(Your task) Identify all lines below that hold "commerce" and collect them.

[begin Records supplied]

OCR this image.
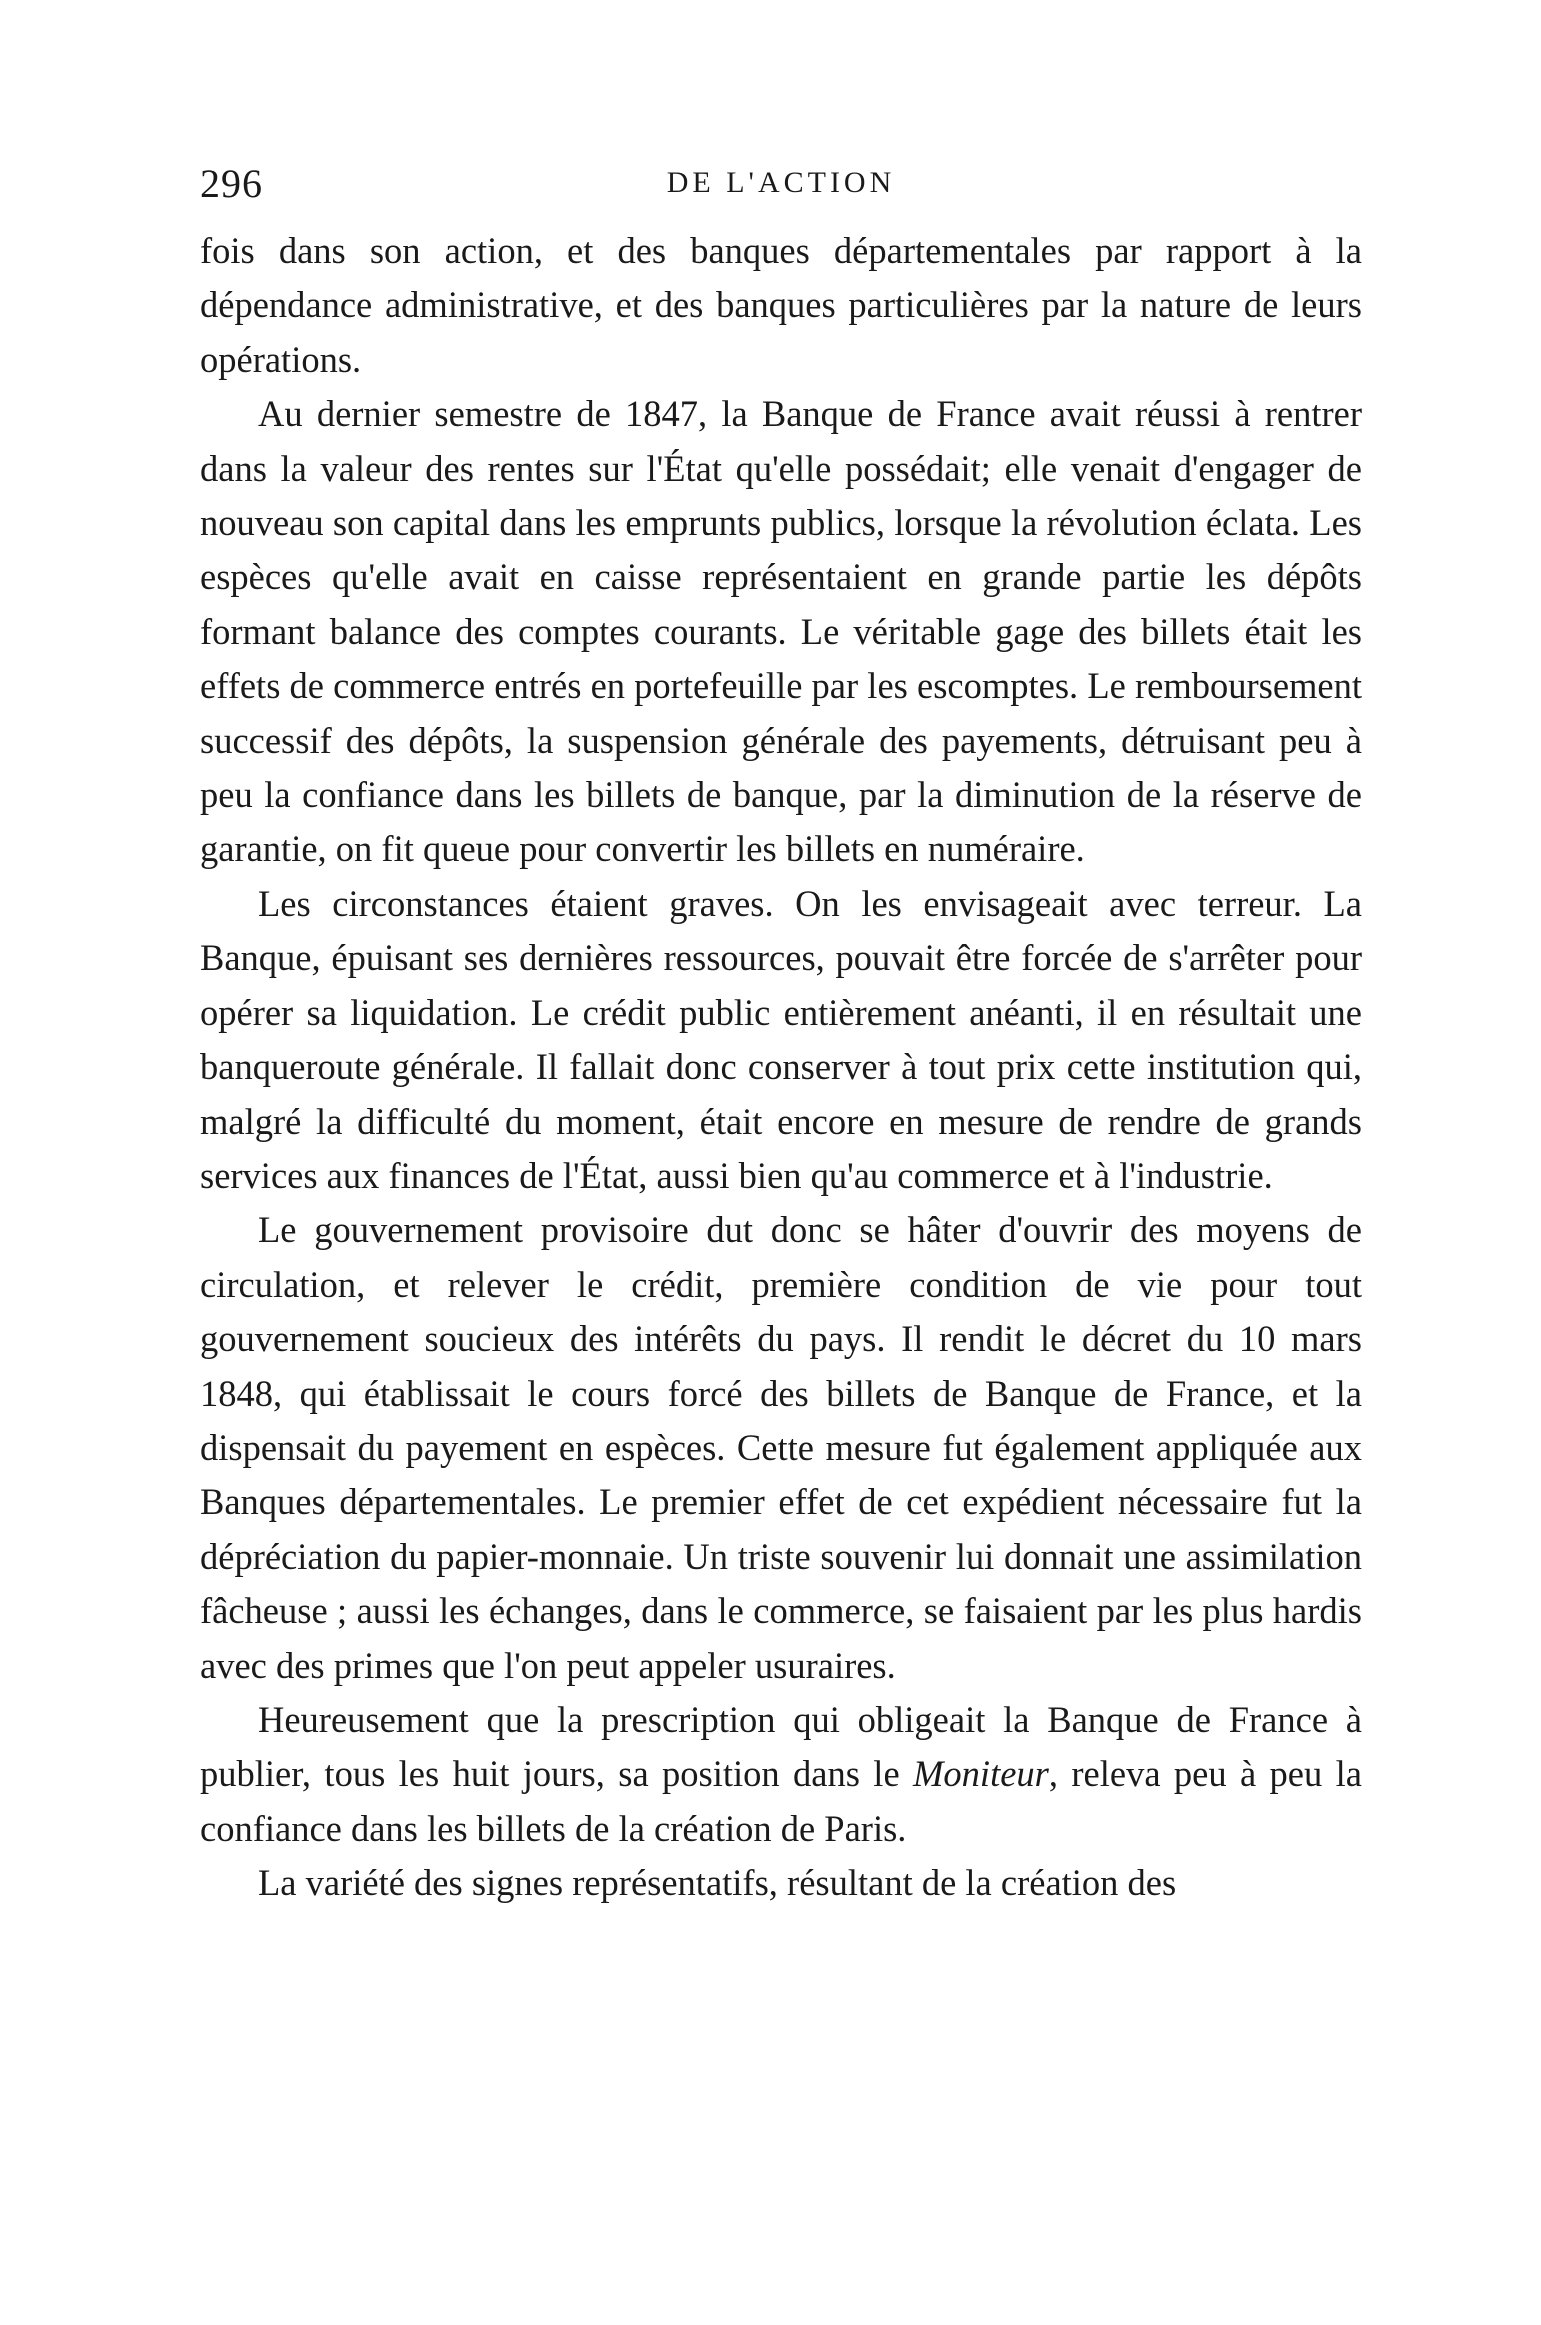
296	DE L'ACTION

fois dans son action, et des banques départementales par rapport à la dépendance administrative, et des banques particulières par la nature de leurs opérations.

Au dernier semestre de 1847, la Banque de France avait réussi à rentrer dans la valeur des rentes sur l'État qu'elle possédait; elle venait d'engager de nouveau son capital dans les emprunts publics, lorsque la révolution éclata. Les espèces qu'elle avait en caisse représentaient en grande partie les dépôts formant balance des comptes courants. Le véritable gage des billets était les effets de commerce entrés en portefeuille par les escomptes. Le remboursement successif des dépôts, la suspension générale des payements, détruisant peu à peu la confiance dans les billets de banque, par la diminution de la réserve de garantie, on fit queue pour convertir les billets en numéraire.

Les circonstances étaient graves. On les envisageait avec terreur. La Banque, épuisant ses dernières ressources, pouvait être forcée de s'arrêter pour opérer sa liquidation. Le crédit public entièrement anéanti, il en résultait une banqueroute générale. Il fallait donc conserver à tout prix cette institution qui, malgré la difficulté du moment, était encore en mesure de rendre de grands services aux finances de l'État, aussi bien qu'au commerce et à l'industrie.

Le gouvernement provisoire dut donc se hâter d'ouvrir des moyens de circulation, et relever le crédit, première condition de vie pour tout gouvernement soucieux des intérêts du pays. Il rendit le décret du 10 mars 1848, qui établissait le cours forcé des billets de Banque de France, et la dispensait du payement en espèces. Cette mesure fut également appliquée aux Banques départementales. Le premier effet de cet expédient nécessaire fut la dépréciation du papier-monnaie. Un triste souvenir lui donnait une assimilation fâcheuse ; aussi les échanges, dans le commerce, se faisaient par les plus hardis avec des primes que l'on peut appeler usuraires.

Heureusement que la prescription qui obligeait la Banque de France à publier, tous les huit jours, sa position dans le Moniteur, releva peu à peu la confiance dans les billets de la création de Paris.

La variété des signes représentatifs, résultant de la création des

[end Records supplied]

(Written response)
Au dernier semestre de 1847, la Banque de France avait réussi à rentrer dans la valeur des rentes sur l'État qu'elle possédait; elle venait d'engager de nouveau son capital dans les emprunts publics, lorsque la révolution éclata. Les espèces qu'elle avait en caisse représentaient en grande partie les dépôts formant balance des comptes courants. Le véritable gage des billets était les effets de commerce entrés en portefeuille par les escomptes. Le remboursement successif des dépôts, la suspension générale des payements, détruisant peu à peu la confiance dans les billets de banque, par la diminution de la réserve de garantie, on fit queue pour convertir les billets en numéraire.
Les circonstances étaient graves. On les envisageait avec terreur. La Banque, épuisant ses dernières ressources, pouvait être forcée de s'arrêter pour opérer sa liquidation. Le crédit public entièrement anéanti, il en résultait une banqueroute générale. Il fallait donc conserver à tout prix cette institution qui, malgré la difficulté du moment, était encore en mesure de rendre de grands services aux finances de l'État, aussi bien qu'au commerce et à l'industrie.
Le gouvernement provisoire dut donc se hâter d'ouvrir des moyens de circulation, et relever le crédit, première condition de vie pour tout gouvernement soucieux des intérêts du pays. Il rendit le décret du 10 mars 1848, qui établissait le cours forcé des billets de Banque de France, et la dispensait du payement en espèces. Cette mesure fut également appliquée aux Banques départementales. Le premier effet de cet expédient nécessaire fut la dépréciation du papier-monnaie. Un triste souvenir lui donnait une assimilation fâcheuse ; aussi les échanges, dans le commerce, se faisaient par les plus hardis avec des primes que l'on peut appeler usuraires.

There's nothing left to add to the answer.